Challenge:
Identify the lines in the data below that contain "this" and give only how many there are.

Supplied information:
※

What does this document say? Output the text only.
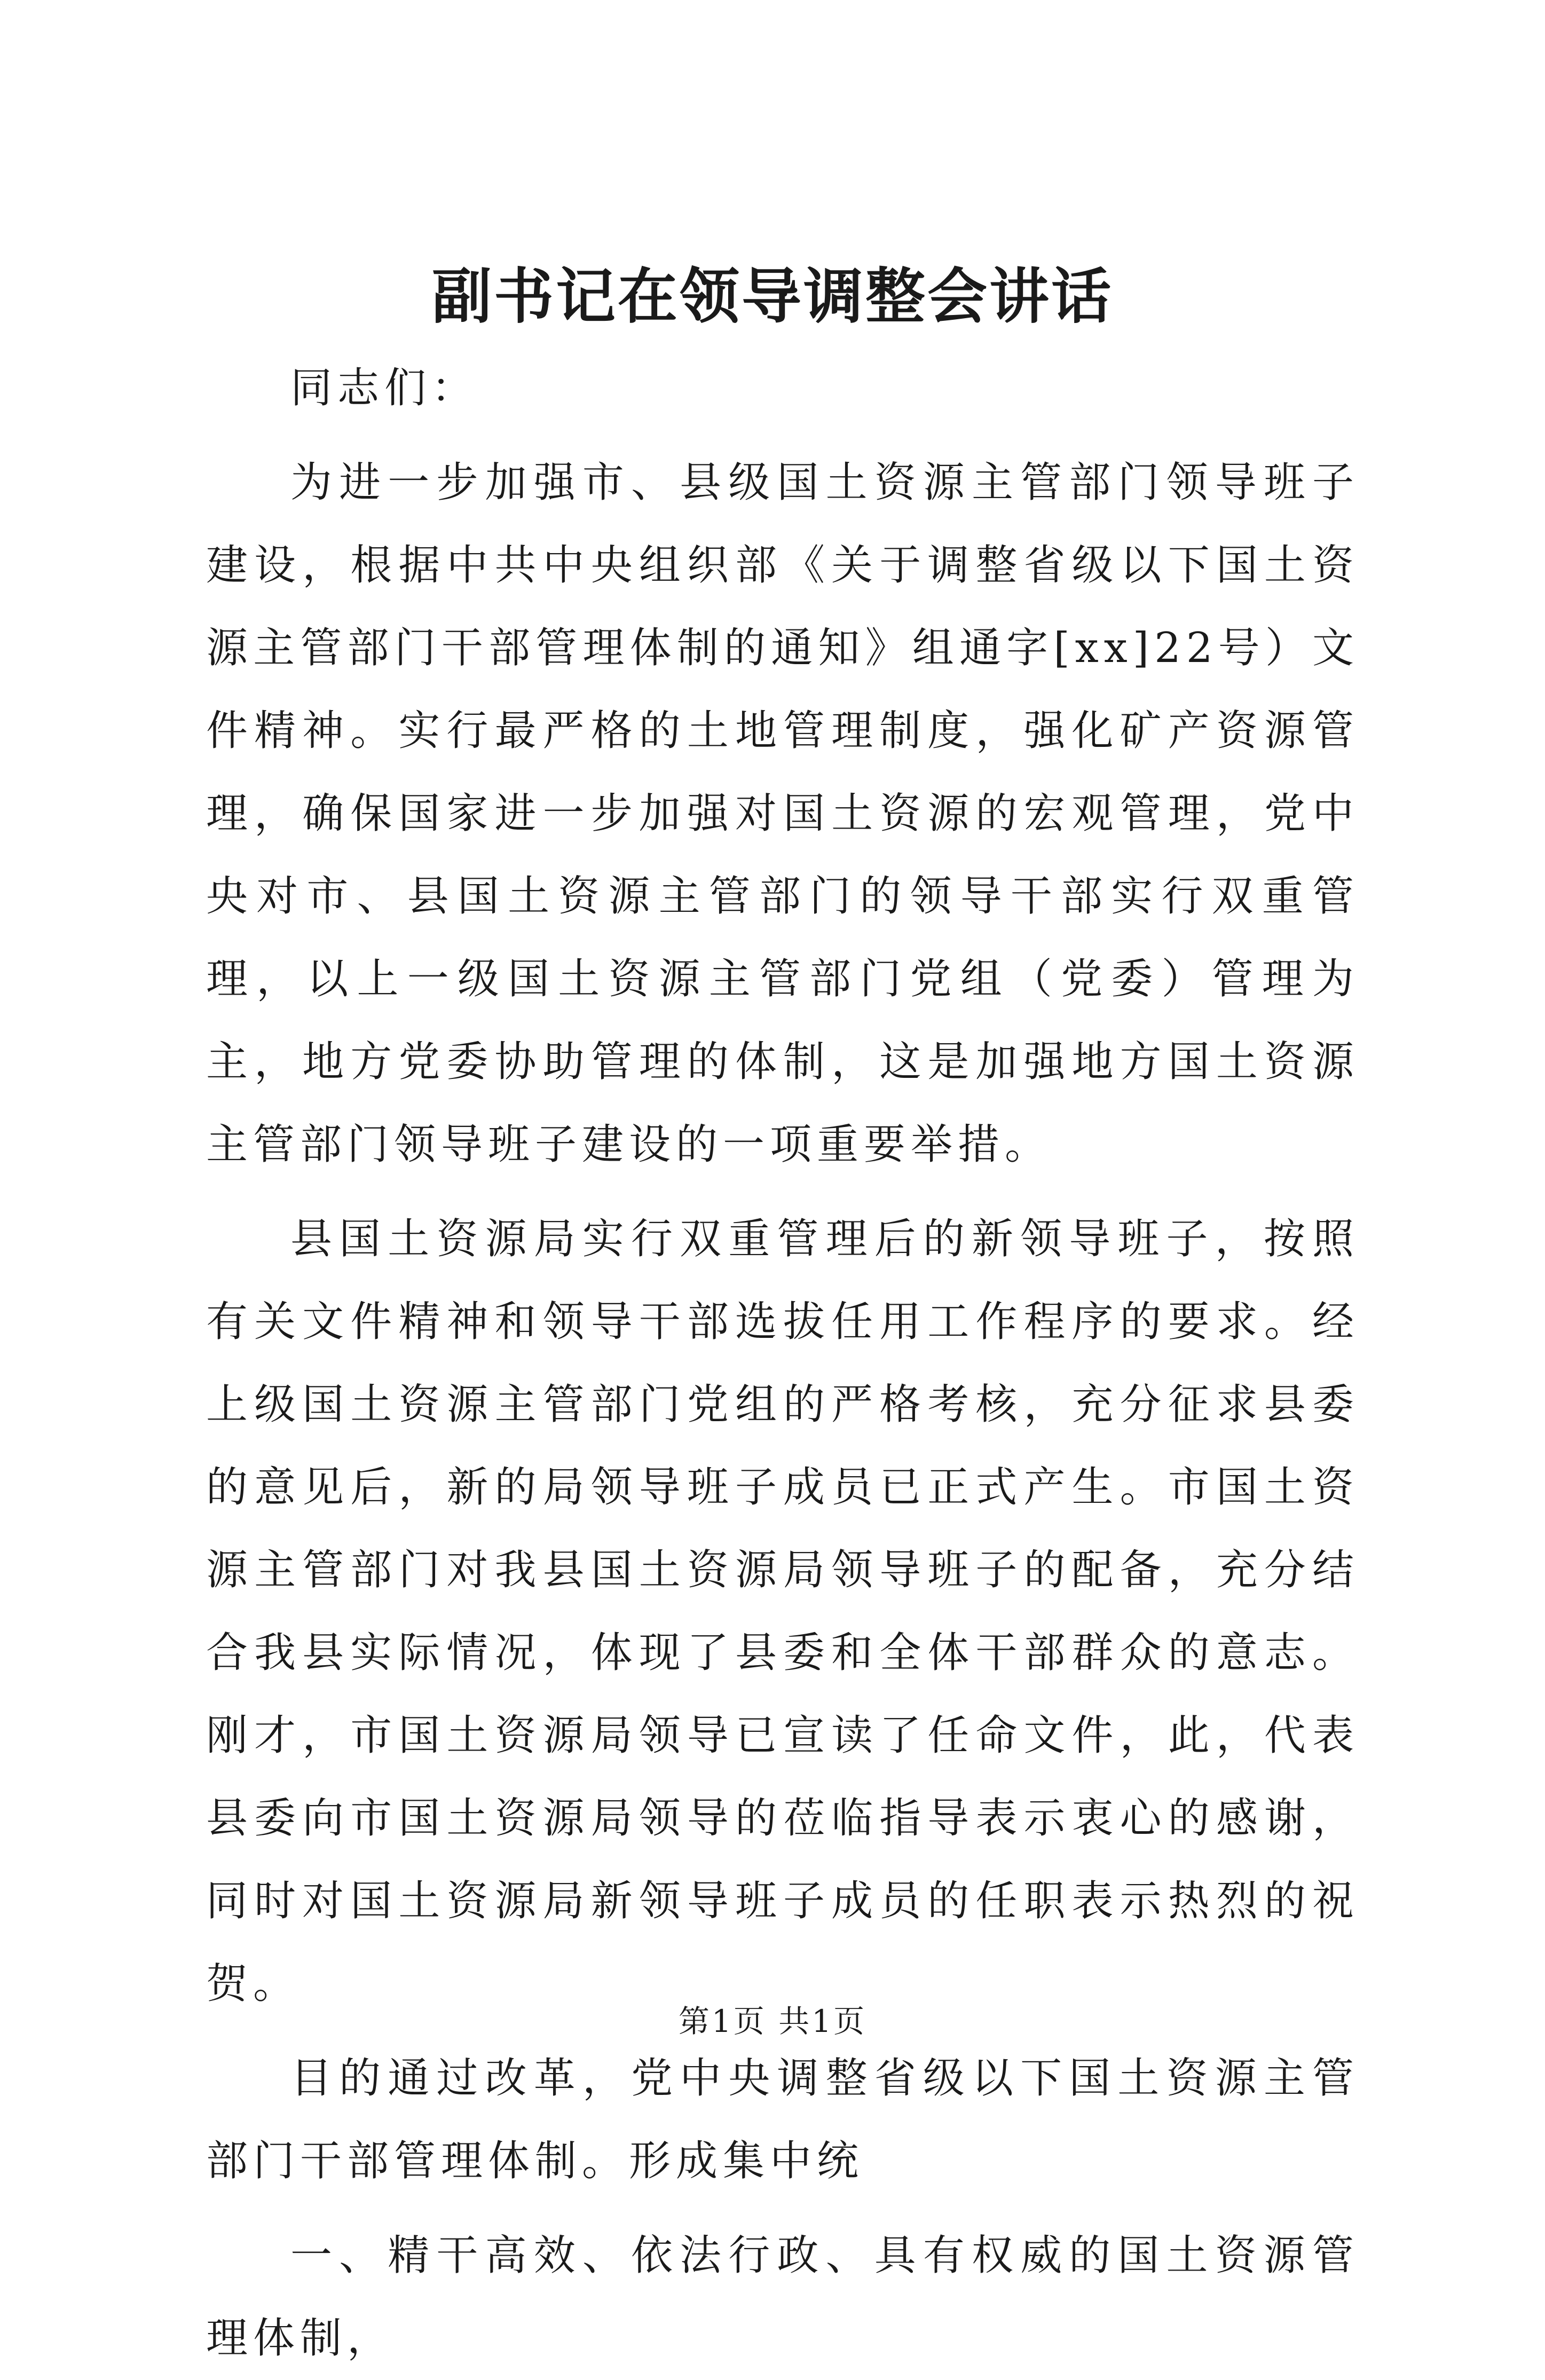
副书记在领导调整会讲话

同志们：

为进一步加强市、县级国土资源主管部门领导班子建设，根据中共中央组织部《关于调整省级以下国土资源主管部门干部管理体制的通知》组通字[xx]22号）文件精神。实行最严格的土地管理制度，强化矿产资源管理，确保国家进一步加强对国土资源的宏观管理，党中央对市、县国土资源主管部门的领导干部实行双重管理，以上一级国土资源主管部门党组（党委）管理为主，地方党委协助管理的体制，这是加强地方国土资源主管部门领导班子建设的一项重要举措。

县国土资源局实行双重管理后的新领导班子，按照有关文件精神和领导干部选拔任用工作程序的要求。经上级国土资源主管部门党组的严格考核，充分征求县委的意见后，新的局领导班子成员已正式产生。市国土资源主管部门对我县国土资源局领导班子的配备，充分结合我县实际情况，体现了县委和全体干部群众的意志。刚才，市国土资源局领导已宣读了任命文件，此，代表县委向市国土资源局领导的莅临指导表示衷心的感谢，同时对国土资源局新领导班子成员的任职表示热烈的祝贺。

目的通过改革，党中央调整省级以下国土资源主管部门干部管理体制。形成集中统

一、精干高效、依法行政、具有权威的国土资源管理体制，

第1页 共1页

※

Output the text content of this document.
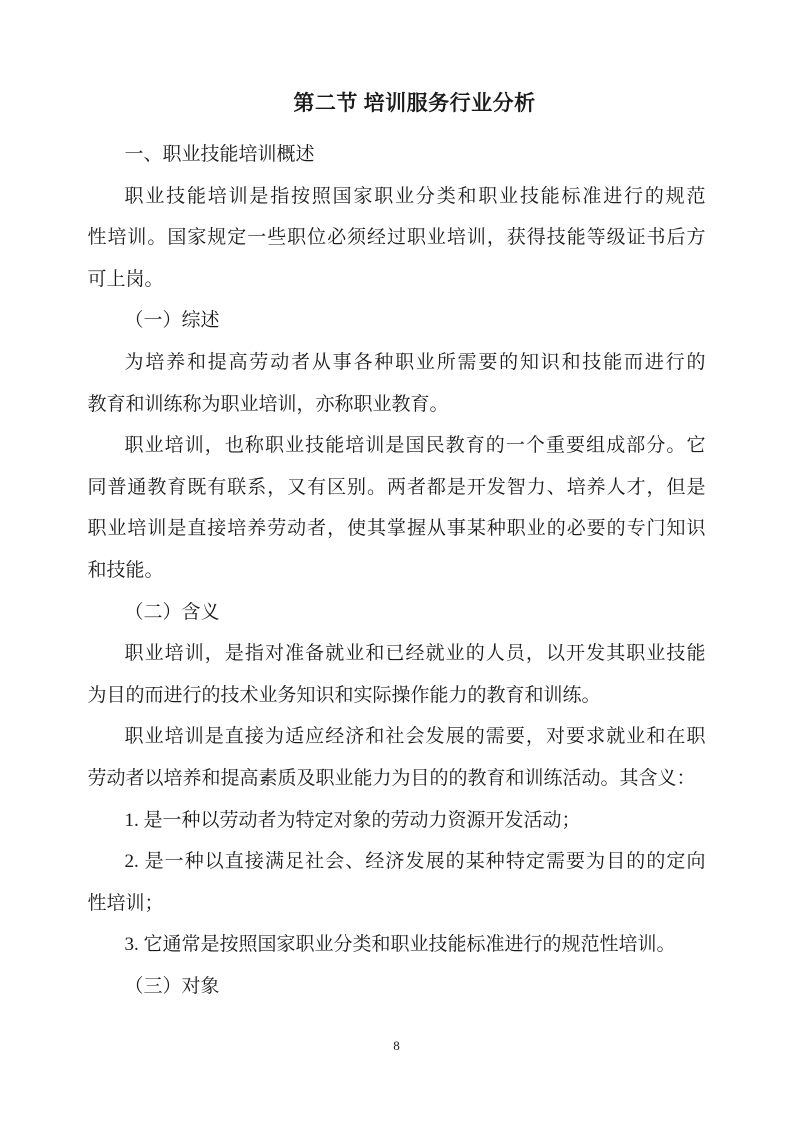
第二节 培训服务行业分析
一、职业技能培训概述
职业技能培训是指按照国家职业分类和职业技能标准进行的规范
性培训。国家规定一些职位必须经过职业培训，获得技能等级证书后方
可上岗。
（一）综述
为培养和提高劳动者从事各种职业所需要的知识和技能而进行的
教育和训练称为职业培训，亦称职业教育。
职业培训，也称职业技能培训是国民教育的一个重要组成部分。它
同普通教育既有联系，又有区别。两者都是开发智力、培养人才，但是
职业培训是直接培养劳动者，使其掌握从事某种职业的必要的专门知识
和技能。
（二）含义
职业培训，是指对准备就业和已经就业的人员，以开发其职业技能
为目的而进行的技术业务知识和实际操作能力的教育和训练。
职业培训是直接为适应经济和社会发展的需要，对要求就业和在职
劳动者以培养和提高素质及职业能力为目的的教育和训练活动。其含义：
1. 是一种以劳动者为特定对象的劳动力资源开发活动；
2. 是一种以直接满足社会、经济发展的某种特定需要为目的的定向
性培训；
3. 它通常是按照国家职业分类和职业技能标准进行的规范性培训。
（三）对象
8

※

Reply:
2